* [STATED GOAL]:
For each line in the data below that holds "circle", return a copy.

::: DATA IN THIS EXERCISE :::

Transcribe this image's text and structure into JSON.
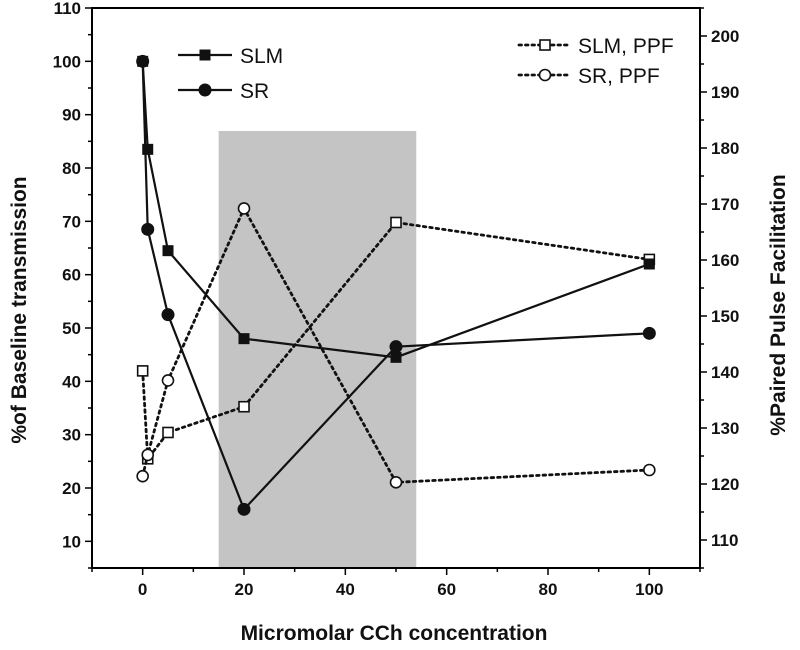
{
  "chart_data": {
    "type": "line",
    "xlabel": "Micromolar CCh concentration",
    "ylabel_left": "%of Baseline transmission",
    "ylabel_right": "%Paired Pulse Facilitation",
    "xlim": [
      -10,
      110
    ],
    "ylim_left": [
      5,
      110
    ],
    "ylim_right": [
      105,
      205
    ],
    "x_ticks": [
      "0",
      "20",
      "40",
      "60",
      "80",
      "100"
    ],
    "y_ticks_left": [
      "10",
      "20",
      "30",
      "40",
      "50",
      "60",
      "70",
      "80",
      "90",
      "100",
      "110"
    ],
    "y_ticks_right": [
      "110",
      "120",
      "130",
      "140",
      "150",
      "160",
      "170",
      "180",
      "190",
      "200"
    ],
    "shaded_region": {
      "x_range": [
        15,
        54
      ]
    },
    "series": [
      {
        "name": "SLM",
        "axis": "left",
        "style": "solid",
        "marker": "filled-square",
        "x": [
          0,
          1,
          5,
          20,
          50,
          100
        ],
        "y": [
          100,
          83.5,
          64.5,
          48,
          44.5,
          62
        ]
      },
      {
        "name": "SR",
        "axis": "left",
        "style": "solid",
        "marker": "filled-circle",
        "x": [
          0,
          1,
          5,
          20,
          50,
          100
        ],
        "y": [
          100,
          68.5,
          52.5,
          16,
          46.5,
          49
        ]
      },
      {
        "name": "SLM, PPF",
        "axis": "right",
        "style": "dotted",
        "marker": "open-square",
        "x": [
          0,
          1,
          5,
          20,
          50,
          100
        ],
        "y": [
          140.2,
          124.5,
          129.2,
          133.8,
          166.7,
          160.1
        ]
      },
      {
        "name": "SR, PPF",
        "axis": "right",
        "style": "dotted",
        "marker": "open-circle",
        "x": [
          0,
          1,
          5,
          20,
          50,
          100
        ],
        "y": [
          121.4,
          125.2,
          138.5,
          169.2,
          120.3,
          122.5
        ]
      }
    ],
    "legend": {
      "left_placement": "top-left",
      "right_placement": "top-right"
    }
  }
}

:::

* [RESULT]:
        "marker": "filled-circle",
        "marker": "open-circle",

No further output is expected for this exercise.